À faire:
(1) Les affirmations suivantes concordent-elles avec le texte sur la gestion des documents en entreprise ? Répondez par oui ou par non et citez les mots du texte qui tranchent.
(a) Pour quatre entreprises sur dix, les volumes augmentent trop vite par rapport à leur capacité à les contrôler.
(b) Les contenus issus des ERP font partie des plus difficiles à maîtriser.
(c) Sur l'échelle de maturité de 1 à 6, la majorité des entreprises dépasse le niveau 3.
(2) Donnez la suite du texte sur la gestion des documents en entreprise, en reprenant après sa dernière phrase.

Extrait du texte:
------

La plupart des activités économiques s’appuient sur des documents, à un stade ou à un autre. Aujourd’hui, avec la montée en complexité des processus, cette liste ne cesse de s’allonger et les entreprises voient leur volume de documents s’accroître avec le temps. A cela s’ajoute l’expansion plus récente des contenus Web et multimédia.

Conséquence : les entreprises éprouvent de plus en plus de difficultés pour conserver, retrouver ou partager efficacement documents et contenus divers, ce qui se traduit, en termes opérationnels, par des pertes de temps et de productivité parfois considérables.

Les résultats du baromètre ECM 2015 réalisé par Best Practices le montrent (lire pages 6 et 7, dans ce numéro) : pour quatre entreprises sur dix, les volumes augmentent beaucoup trop vite par rapport à leur capacité à les contrôler et, pour trois entreprises sur dix, cette perte de contrôle potentielle constitue un risque.

Les contenus en format papier, ainsi que ceux issus du Web, des blogs et des réseaux sociaux, sont les plus difficiles à maîtriser, contrairement aux contenus issus des applications métiers ou des ERP. De même, dans six entreprises sur dix, il n’existe pas de vue unifiée des différents types de contenus, dans une sur deux le coût de la gestion des contenus n’est pas mesuré et les utilisateurs sont responsables de la conservation de leurs contenus. Sur une échelle de 1 à 6, la maturité des entreprises est plutôt faible : six entreprises sur dix ne dépassent pas le niveau 3.

------

Section données:
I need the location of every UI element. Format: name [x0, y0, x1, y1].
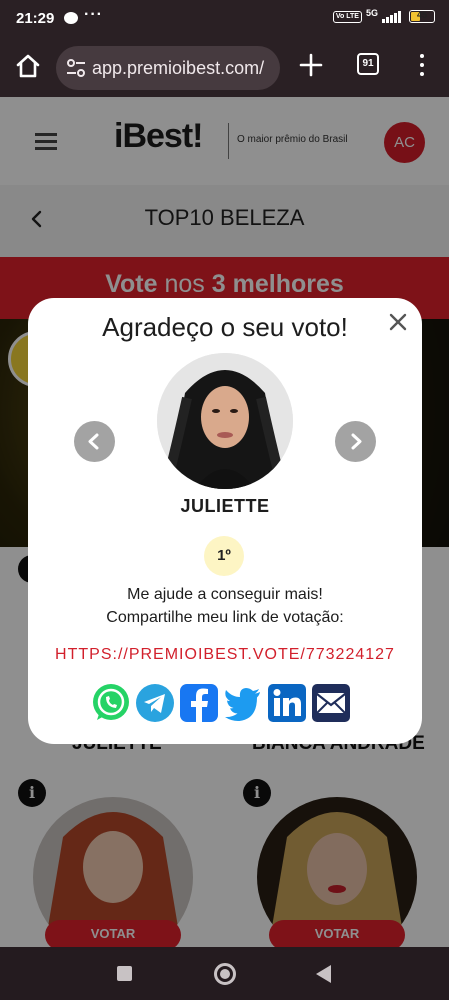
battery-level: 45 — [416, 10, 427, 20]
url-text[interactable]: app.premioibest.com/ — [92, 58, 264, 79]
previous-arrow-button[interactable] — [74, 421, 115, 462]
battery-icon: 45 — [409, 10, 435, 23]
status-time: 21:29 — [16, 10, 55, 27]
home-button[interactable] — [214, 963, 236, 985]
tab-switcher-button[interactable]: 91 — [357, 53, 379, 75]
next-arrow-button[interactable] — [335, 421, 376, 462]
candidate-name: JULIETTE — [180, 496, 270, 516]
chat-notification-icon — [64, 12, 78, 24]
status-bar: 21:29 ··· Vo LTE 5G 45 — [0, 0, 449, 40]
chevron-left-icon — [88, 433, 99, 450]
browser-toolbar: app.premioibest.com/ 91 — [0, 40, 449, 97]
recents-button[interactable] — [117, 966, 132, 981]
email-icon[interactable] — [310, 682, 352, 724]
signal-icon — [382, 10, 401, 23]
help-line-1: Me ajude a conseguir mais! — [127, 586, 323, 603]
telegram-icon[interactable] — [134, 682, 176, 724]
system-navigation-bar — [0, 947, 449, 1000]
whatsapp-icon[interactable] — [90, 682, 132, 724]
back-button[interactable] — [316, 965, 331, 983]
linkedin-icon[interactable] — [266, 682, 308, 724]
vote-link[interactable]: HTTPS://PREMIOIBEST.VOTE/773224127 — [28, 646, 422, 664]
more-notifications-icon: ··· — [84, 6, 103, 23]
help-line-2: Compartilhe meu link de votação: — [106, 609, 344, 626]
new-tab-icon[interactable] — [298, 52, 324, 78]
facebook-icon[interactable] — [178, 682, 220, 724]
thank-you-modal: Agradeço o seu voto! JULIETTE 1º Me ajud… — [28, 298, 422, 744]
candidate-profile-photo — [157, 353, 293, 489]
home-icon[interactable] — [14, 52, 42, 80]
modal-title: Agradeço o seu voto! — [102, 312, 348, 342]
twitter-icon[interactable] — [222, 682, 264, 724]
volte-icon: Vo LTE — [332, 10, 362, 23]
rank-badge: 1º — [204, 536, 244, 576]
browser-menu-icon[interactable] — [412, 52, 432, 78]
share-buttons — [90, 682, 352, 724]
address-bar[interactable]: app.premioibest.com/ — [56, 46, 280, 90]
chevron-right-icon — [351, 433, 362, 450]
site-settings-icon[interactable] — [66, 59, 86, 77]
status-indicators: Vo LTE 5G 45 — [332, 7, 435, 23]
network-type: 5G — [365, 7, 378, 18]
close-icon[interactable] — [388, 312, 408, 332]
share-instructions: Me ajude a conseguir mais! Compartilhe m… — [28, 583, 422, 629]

------

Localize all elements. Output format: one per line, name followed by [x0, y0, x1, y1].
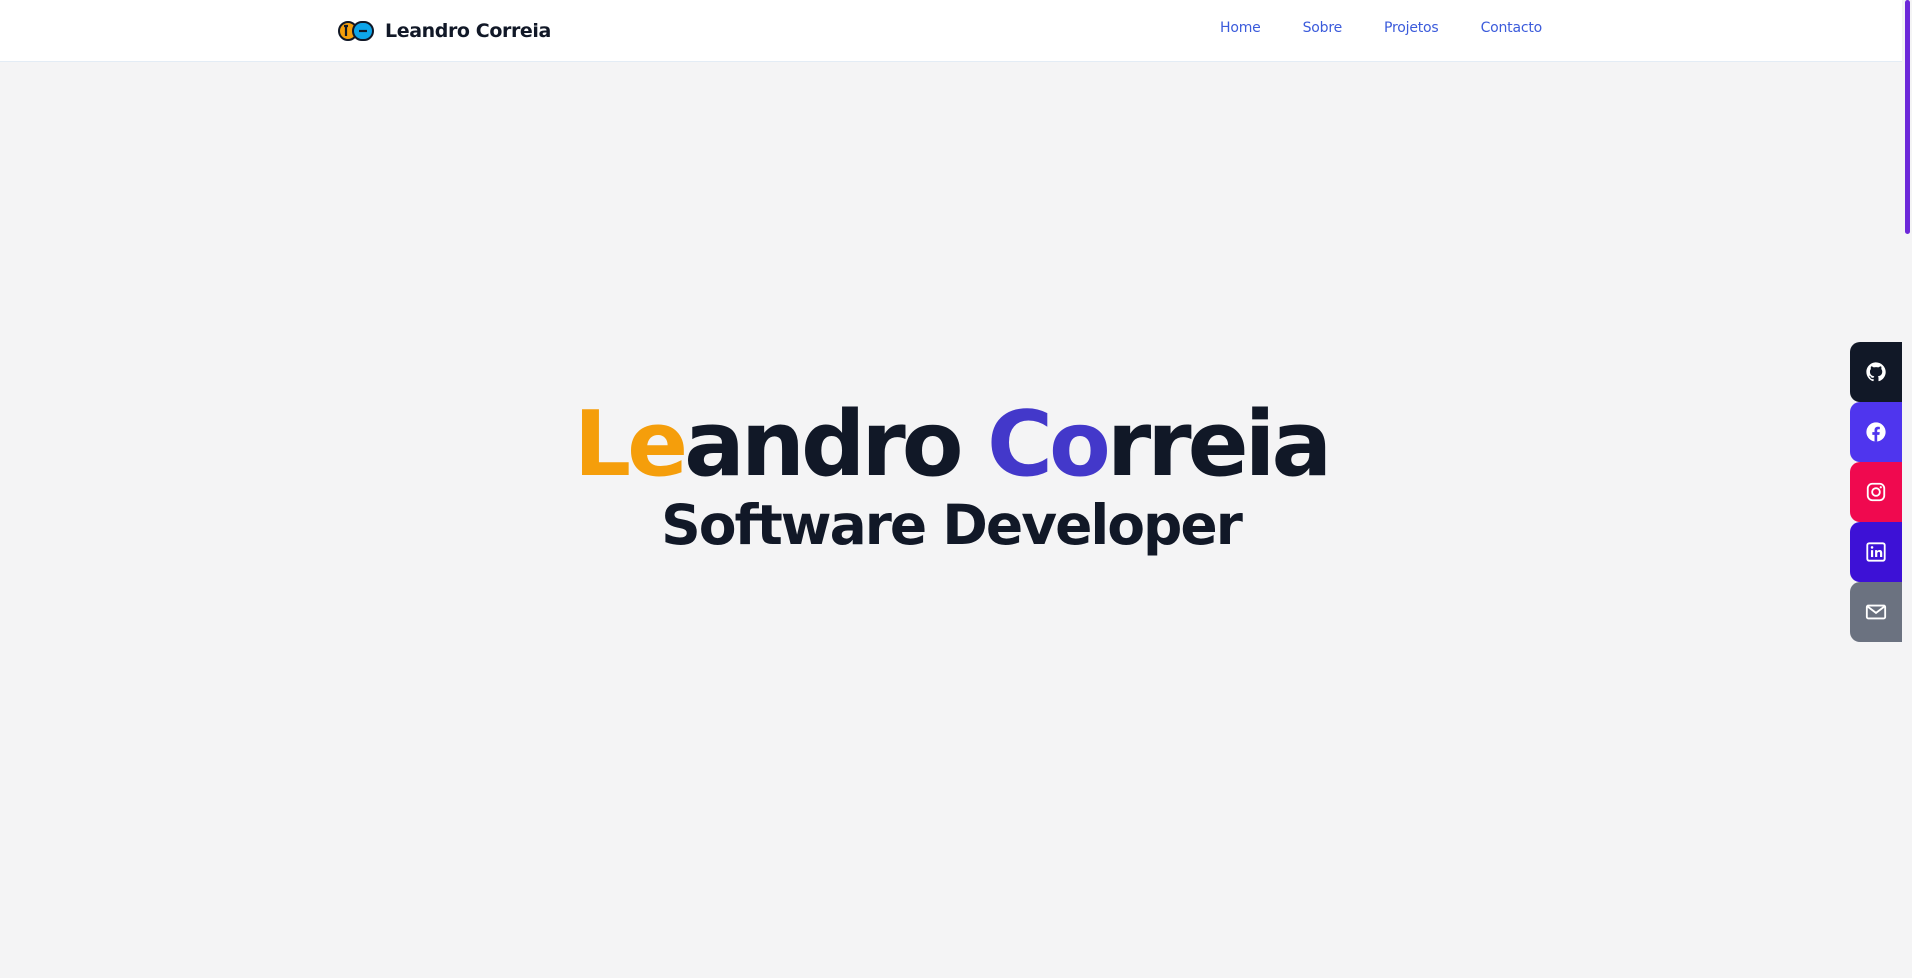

------

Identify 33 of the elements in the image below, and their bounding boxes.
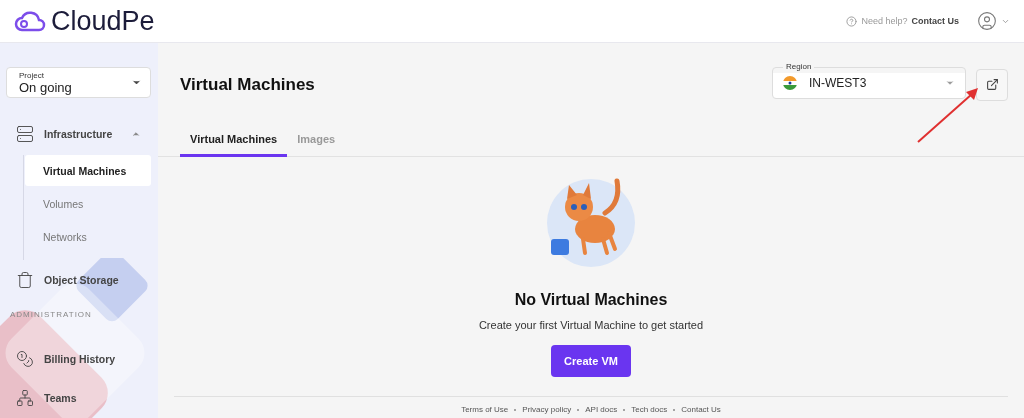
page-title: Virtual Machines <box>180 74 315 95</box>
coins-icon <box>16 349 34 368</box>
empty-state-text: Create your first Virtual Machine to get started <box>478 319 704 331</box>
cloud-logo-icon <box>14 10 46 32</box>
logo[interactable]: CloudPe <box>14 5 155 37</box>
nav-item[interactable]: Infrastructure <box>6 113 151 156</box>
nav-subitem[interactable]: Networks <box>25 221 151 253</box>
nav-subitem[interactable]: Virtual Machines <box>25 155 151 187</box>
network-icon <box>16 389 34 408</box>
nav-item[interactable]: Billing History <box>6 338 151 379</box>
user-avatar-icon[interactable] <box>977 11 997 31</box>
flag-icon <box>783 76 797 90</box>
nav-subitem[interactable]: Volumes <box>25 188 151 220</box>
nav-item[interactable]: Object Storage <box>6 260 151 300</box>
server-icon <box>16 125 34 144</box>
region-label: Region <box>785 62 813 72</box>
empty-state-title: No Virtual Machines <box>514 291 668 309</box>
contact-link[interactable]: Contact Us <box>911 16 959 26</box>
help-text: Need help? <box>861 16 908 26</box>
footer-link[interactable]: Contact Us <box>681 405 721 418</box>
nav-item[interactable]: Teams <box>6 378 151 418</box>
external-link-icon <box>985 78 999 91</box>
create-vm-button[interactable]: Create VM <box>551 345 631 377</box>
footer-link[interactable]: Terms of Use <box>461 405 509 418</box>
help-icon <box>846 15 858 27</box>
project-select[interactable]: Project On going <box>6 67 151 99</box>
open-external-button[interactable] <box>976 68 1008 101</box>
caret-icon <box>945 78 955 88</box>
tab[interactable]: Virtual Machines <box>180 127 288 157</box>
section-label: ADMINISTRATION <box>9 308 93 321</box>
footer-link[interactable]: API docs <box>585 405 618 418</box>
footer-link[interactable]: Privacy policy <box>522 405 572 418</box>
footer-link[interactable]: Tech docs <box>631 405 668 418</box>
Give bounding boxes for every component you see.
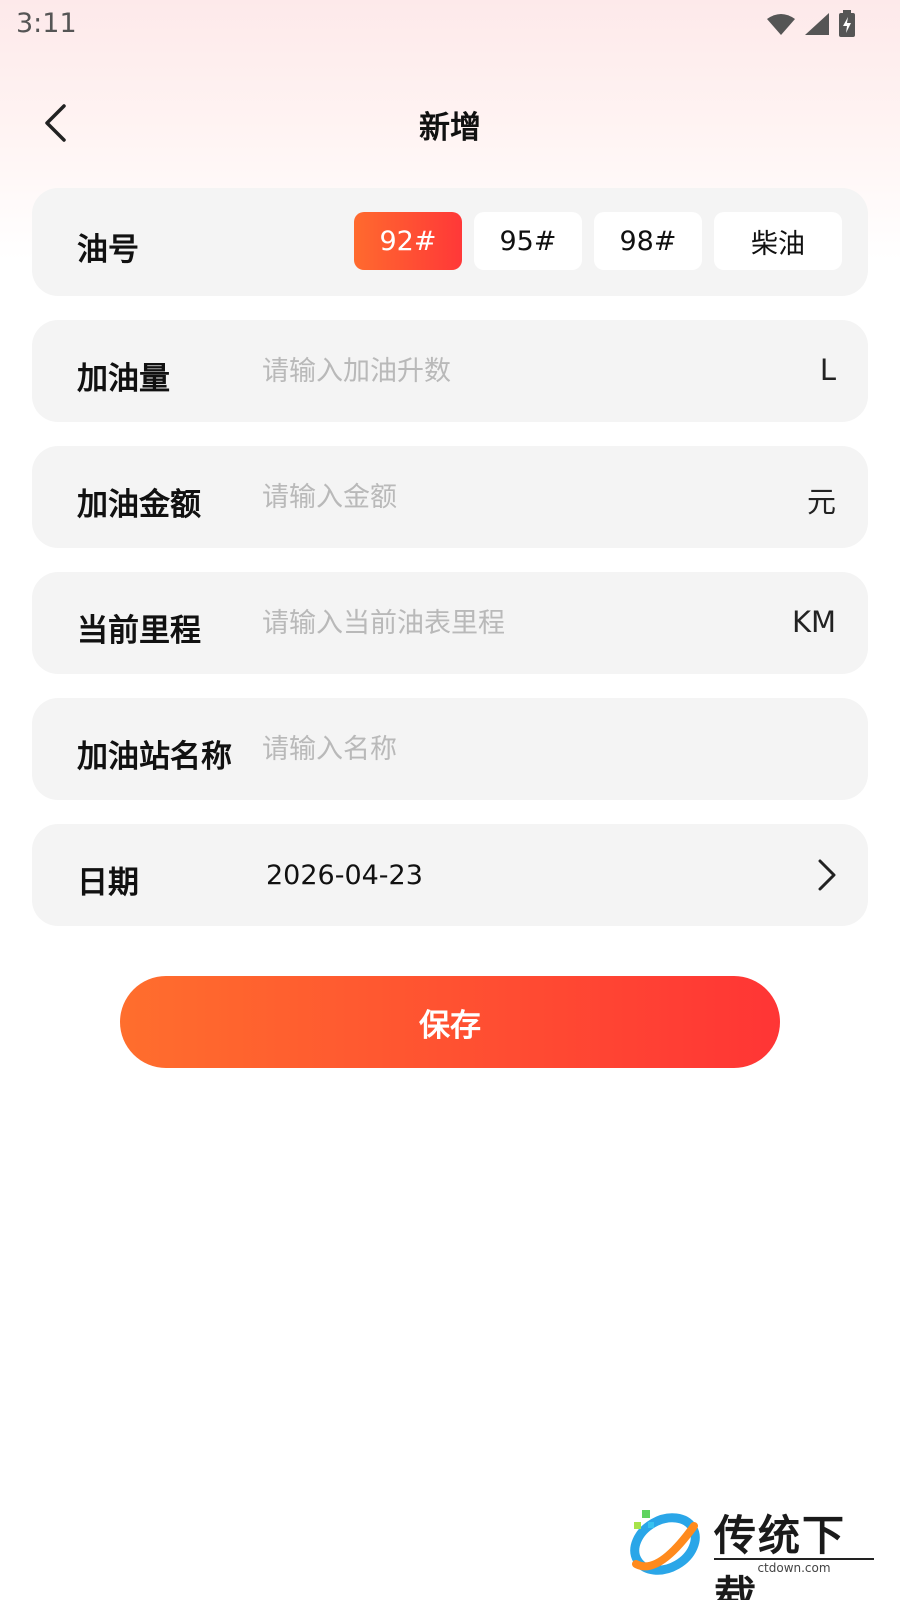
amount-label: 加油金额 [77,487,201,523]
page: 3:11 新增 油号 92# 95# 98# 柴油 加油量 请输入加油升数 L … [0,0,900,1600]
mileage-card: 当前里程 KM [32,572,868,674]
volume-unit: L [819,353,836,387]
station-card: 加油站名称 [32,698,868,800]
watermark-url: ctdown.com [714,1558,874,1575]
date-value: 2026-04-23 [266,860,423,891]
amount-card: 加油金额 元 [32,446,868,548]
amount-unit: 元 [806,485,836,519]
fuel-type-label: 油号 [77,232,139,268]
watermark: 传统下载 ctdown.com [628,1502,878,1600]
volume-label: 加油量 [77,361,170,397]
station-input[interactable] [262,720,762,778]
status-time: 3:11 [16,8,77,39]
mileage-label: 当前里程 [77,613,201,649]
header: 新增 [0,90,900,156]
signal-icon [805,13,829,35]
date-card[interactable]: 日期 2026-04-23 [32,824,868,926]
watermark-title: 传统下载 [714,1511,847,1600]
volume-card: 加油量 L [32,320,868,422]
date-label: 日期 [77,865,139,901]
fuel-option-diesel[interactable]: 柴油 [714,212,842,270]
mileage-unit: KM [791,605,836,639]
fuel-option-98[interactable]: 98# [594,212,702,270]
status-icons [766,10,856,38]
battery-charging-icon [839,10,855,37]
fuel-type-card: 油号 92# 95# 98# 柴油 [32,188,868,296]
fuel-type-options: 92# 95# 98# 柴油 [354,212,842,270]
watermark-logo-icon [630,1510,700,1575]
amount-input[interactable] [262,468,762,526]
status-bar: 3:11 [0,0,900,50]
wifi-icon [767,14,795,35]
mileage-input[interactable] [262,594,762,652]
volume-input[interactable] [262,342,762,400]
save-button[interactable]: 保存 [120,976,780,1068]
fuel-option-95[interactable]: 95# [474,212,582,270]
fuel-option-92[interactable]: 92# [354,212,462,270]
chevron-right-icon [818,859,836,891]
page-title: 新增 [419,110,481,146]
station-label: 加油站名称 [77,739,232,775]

------

Réponses ci-dessous:
(1)
(a) Oui : « pour quatre entreprises sur dix, les volumes augmentent beaucoup trop vite par rapport à leur capacité à les contrôler ».
(b) Non : « contrairement aux contenus issus des applications métiers ou des ERP ».
(c) Non : « six entreprises sur dix ne dépassent pas le niveau 3 ».

(2)
L’objectif des solutions de gestion des contenus d’entreprise ou Enterprise Content Management (ECM) est précisément de remettre un peu d’ordre en évitant la dispersion des contenus. Et ce besoin est bien présent dans le monde professionnel : en effet, selon une prévision du cabinet MarketsandMarkets, le marché mondial de l’ECM devrait croître de 12,7% entre 2014 et 2019, passant de 6,78 milliards de dollars à 12,32 milliards au niveau mondial.

1. Présentation de la Best Practice

Dès les débuts de l’informatique, des acteurs ont identifié les enjeux liés à la gestion de l’information, avec, d’un côté, les problématiques liées à la gestion de la donnée (des informations structurées, dont le traitement peut facilement être automatisé) et, de l’autre, celles liées à la gestion de contenus (des informations peu ou pas structurées, associées à de multiples formats, plus complexes à traiter).

Lorsque les premières solutions permettant de traiter des contenus sont apparues, celles-ci étaient plutôt associées à des usages documentaires, centrés sur la classification des contenus (bases bibliographiques notamment). Au fur et à mesure, leurs fonctionnalités se sont étendues pour gérer différents types de documents, correspondant aux formats bureautiques courants (PDF, Office…), et les processus associés. Ces solutions ont été désignées comme des solutions de Gestion Électronique de Documents (GED).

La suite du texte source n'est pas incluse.